** Start Source data **

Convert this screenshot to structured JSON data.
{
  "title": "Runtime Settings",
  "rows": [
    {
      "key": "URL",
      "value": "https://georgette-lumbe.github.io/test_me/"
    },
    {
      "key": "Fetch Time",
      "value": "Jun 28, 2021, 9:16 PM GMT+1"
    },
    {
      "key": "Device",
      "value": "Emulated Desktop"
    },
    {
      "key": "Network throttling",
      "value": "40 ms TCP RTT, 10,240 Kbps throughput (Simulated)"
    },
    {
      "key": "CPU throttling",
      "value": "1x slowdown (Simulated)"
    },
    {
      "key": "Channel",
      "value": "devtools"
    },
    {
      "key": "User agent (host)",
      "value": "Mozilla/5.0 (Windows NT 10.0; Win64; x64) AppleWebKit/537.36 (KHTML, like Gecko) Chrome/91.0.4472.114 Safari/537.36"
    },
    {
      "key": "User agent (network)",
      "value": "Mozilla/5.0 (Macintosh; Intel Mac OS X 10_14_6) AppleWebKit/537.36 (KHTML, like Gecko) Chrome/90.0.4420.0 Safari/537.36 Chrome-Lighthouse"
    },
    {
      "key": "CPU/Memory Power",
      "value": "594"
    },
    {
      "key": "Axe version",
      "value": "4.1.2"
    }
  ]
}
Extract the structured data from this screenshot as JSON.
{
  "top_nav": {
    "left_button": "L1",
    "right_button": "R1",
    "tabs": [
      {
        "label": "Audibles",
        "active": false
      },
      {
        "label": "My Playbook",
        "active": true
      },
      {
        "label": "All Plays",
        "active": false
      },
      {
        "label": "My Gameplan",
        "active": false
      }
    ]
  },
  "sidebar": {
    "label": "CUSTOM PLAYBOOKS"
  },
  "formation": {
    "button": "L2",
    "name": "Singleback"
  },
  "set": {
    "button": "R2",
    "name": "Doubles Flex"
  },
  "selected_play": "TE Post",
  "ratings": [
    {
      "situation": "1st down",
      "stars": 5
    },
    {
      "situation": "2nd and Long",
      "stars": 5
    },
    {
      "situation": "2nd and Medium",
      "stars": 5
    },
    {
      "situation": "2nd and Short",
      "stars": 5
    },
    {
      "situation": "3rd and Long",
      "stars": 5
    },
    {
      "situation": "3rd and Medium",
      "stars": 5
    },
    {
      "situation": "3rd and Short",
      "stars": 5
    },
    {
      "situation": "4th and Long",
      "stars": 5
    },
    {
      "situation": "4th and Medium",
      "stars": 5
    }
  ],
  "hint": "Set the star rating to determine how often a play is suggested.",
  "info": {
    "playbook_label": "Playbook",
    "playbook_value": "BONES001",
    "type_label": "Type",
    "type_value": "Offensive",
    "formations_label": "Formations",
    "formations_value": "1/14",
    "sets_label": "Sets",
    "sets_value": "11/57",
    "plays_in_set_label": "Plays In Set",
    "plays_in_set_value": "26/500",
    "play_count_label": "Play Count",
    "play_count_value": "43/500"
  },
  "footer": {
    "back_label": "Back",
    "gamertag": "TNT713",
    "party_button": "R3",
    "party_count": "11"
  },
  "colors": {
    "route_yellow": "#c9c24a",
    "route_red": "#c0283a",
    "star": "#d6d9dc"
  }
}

** End Source data **

[Task description]
Filter the data for the string "this" and copy every line that has it.

[Reply to the exercise]
Convert this screenshot to structured JSON data.
Extract the structured data from this screenshot as JSON.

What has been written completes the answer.